## start

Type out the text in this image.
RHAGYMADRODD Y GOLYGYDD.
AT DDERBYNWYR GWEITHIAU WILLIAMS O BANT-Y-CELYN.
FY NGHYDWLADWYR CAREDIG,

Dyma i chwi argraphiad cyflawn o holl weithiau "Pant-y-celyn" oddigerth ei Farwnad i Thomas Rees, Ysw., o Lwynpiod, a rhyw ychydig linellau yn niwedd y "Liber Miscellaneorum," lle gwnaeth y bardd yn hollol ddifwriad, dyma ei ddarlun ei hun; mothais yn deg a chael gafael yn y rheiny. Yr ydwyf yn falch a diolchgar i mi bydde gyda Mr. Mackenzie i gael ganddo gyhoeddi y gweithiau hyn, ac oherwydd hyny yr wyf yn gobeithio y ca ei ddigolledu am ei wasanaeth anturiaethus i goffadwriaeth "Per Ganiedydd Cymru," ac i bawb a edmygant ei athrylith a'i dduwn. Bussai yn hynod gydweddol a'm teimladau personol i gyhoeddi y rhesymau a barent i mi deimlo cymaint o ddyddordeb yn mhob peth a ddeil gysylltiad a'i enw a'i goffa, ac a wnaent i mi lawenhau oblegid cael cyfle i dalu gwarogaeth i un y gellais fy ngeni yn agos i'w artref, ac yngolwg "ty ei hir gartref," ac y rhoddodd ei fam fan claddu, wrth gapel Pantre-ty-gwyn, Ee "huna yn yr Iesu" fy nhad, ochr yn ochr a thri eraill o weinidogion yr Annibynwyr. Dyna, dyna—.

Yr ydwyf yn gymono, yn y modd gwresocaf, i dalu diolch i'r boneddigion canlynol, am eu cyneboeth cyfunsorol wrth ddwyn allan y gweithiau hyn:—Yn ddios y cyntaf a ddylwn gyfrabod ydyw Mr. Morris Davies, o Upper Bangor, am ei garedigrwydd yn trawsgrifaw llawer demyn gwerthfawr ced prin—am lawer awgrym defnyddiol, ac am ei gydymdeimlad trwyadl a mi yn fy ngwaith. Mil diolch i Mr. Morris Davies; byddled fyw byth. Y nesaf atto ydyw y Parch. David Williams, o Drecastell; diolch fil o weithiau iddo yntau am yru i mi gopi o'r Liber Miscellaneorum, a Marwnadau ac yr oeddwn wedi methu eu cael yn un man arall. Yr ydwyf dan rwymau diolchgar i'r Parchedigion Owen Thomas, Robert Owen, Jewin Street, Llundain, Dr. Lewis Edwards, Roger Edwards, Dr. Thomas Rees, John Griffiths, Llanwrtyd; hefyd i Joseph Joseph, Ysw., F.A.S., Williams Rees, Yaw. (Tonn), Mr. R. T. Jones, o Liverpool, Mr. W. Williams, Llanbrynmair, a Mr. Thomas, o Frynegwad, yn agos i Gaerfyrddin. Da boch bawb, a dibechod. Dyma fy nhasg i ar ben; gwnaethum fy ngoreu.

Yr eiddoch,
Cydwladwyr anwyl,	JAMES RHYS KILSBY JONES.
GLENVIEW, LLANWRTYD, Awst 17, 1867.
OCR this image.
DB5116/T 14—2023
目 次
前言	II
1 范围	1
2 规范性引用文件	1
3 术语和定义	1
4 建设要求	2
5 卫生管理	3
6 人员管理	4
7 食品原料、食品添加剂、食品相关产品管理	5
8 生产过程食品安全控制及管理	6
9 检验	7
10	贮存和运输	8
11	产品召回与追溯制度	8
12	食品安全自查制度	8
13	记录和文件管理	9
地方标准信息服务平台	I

## end
## start

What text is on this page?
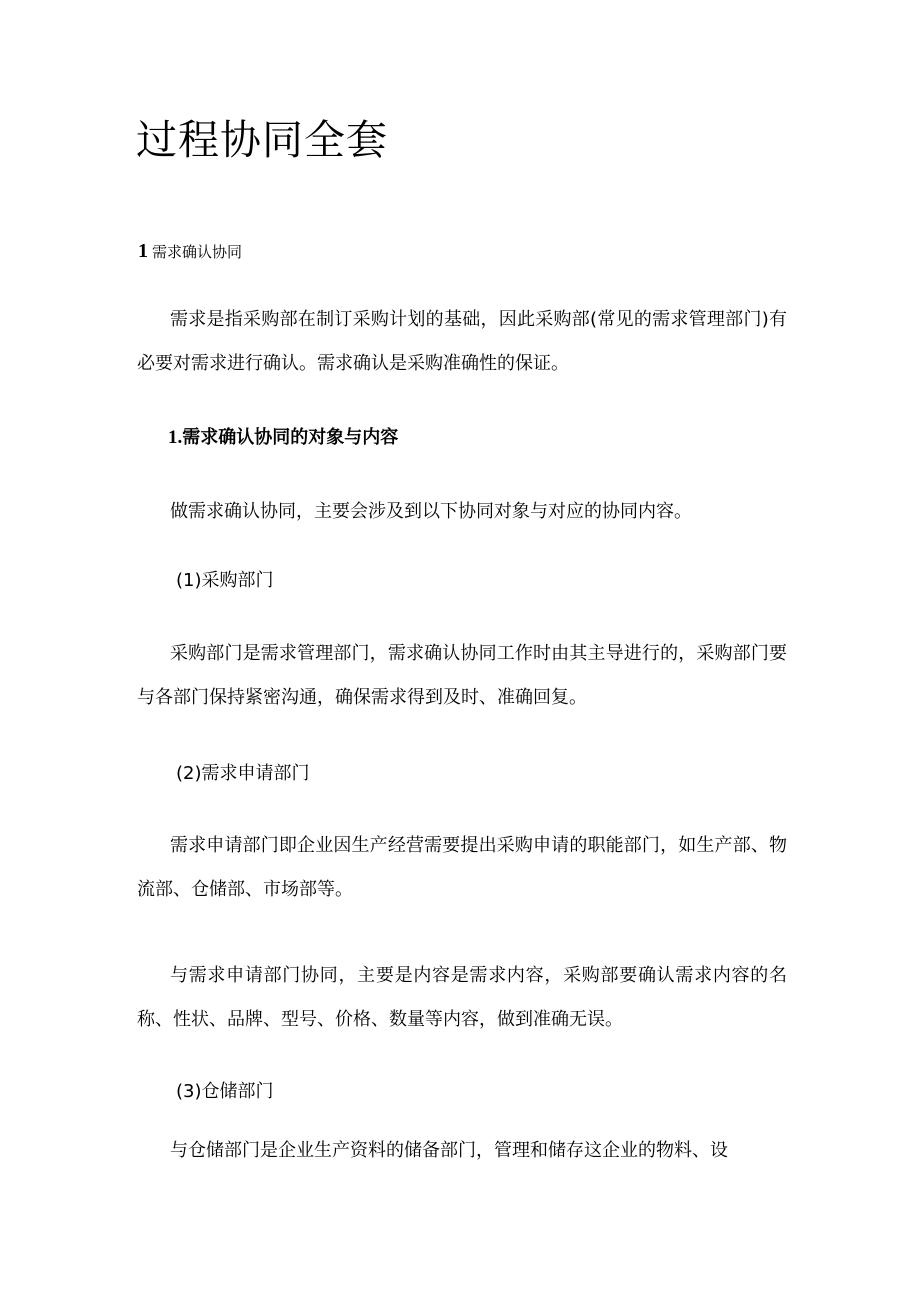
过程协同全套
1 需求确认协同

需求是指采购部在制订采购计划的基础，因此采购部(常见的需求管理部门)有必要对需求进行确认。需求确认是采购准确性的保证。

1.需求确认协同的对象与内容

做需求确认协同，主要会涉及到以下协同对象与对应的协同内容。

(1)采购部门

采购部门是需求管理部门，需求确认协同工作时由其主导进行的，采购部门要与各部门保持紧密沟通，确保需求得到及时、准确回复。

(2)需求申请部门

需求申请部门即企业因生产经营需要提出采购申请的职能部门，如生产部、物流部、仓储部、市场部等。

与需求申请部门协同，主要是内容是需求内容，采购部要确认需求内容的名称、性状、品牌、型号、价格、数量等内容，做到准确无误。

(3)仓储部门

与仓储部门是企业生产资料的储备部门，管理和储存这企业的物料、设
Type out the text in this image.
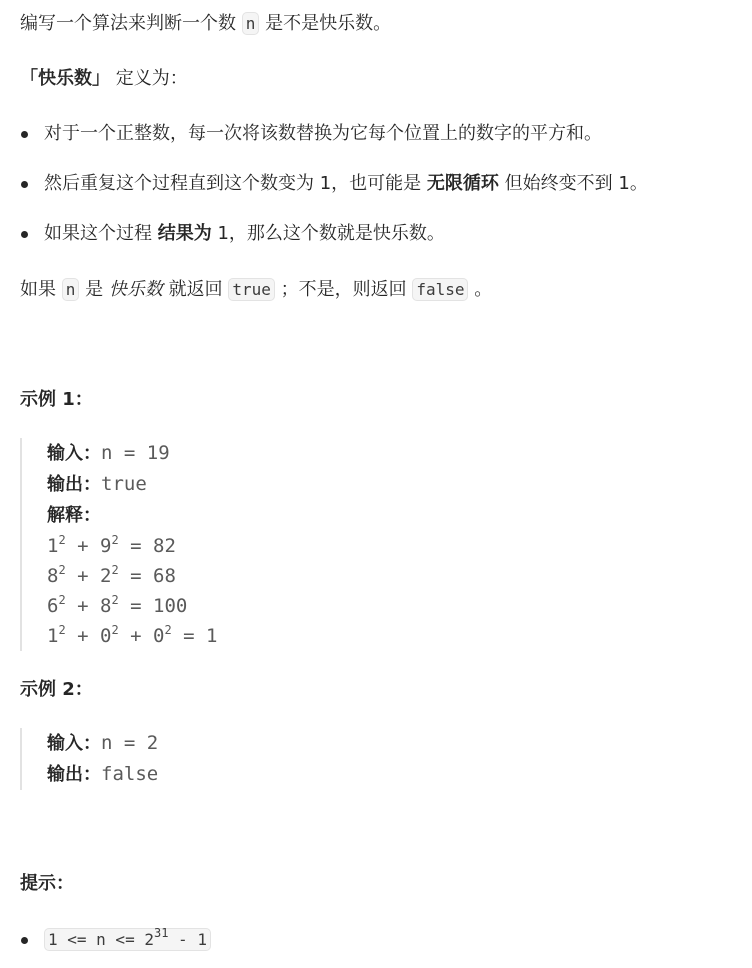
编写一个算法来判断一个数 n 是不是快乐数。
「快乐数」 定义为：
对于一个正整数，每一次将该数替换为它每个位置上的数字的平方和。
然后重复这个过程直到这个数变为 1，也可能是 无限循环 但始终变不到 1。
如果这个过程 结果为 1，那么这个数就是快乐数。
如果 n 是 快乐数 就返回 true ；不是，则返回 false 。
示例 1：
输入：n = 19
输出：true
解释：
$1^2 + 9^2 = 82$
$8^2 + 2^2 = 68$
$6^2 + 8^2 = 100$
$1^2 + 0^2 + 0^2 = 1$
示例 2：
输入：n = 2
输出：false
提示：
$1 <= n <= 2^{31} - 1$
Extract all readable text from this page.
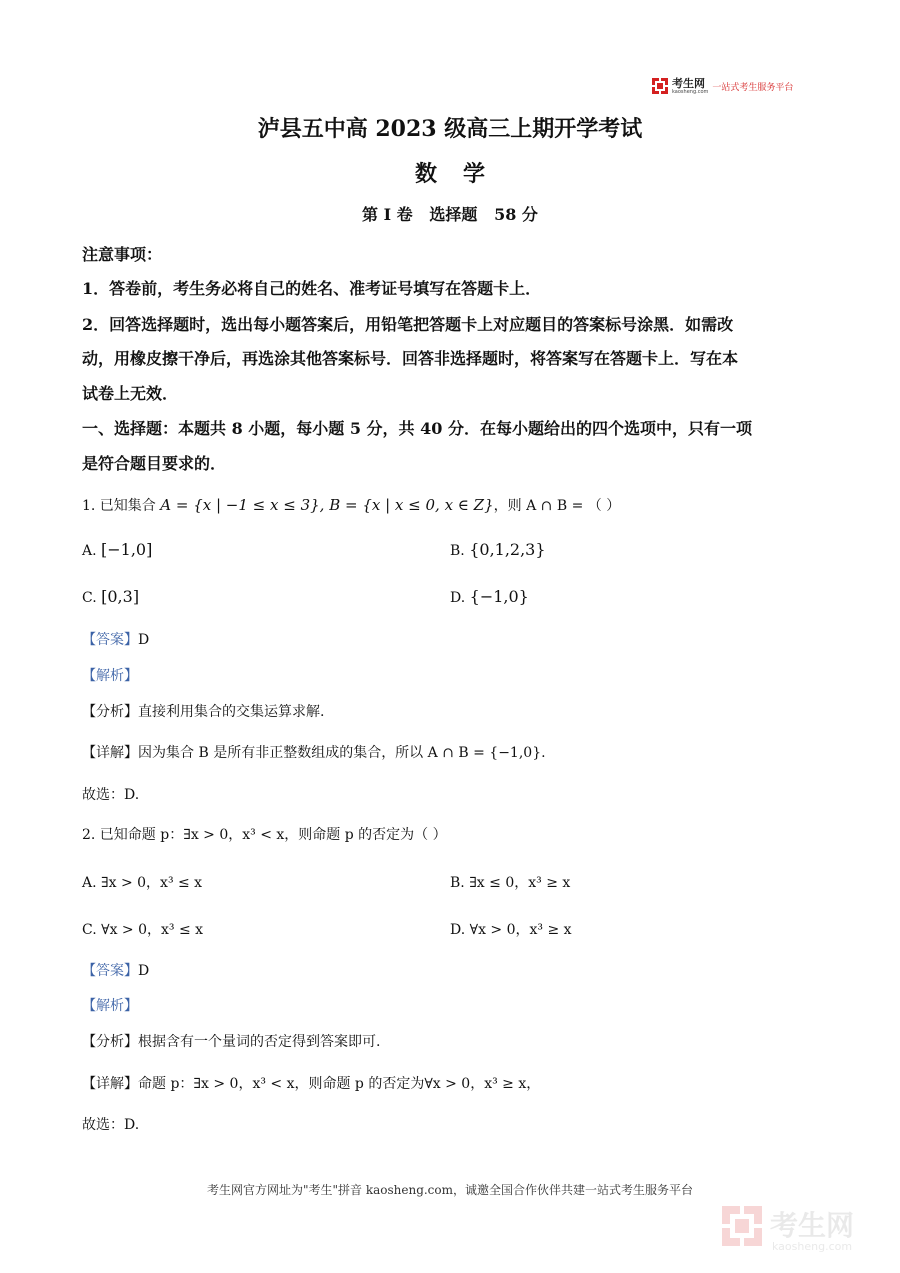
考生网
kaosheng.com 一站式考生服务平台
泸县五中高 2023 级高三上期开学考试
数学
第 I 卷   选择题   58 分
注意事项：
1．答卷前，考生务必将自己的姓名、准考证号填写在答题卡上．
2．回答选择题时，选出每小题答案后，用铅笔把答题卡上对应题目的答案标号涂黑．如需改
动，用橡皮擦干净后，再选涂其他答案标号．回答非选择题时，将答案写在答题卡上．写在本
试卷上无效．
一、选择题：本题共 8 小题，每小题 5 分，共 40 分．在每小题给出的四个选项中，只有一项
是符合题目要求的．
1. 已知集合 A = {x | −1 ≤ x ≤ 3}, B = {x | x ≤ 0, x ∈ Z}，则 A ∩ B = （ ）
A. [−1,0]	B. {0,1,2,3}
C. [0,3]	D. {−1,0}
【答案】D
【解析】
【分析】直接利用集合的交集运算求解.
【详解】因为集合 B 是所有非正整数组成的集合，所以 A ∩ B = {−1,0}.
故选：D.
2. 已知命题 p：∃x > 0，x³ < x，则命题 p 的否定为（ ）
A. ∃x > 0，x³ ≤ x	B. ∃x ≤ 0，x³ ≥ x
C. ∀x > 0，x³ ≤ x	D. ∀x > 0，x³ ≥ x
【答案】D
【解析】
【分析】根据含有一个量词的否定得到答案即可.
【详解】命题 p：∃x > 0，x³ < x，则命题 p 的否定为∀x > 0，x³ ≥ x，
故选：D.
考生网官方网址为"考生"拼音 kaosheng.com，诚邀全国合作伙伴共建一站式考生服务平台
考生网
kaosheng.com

## end
## start

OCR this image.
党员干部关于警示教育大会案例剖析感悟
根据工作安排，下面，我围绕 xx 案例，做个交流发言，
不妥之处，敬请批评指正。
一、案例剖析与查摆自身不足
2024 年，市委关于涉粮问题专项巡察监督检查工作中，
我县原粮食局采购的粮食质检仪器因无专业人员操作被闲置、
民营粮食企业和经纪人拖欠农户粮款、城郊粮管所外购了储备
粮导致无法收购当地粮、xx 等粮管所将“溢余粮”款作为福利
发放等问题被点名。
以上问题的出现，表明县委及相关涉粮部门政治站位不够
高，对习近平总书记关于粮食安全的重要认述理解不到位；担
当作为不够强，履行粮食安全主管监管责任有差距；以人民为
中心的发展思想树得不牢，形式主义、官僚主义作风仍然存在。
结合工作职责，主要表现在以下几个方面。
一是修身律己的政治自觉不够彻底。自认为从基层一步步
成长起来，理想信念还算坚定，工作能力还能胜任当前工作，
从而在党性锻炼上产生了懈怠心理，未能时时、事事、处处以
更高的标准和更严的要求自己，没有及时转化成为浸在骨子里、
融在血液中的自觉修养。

## end

> What is needed:
Return the lines of the records that include the string "false".

> Completed exercise:
如果 n 是 快乐数 就返回 true ；不是，则返回 false 。
输出：false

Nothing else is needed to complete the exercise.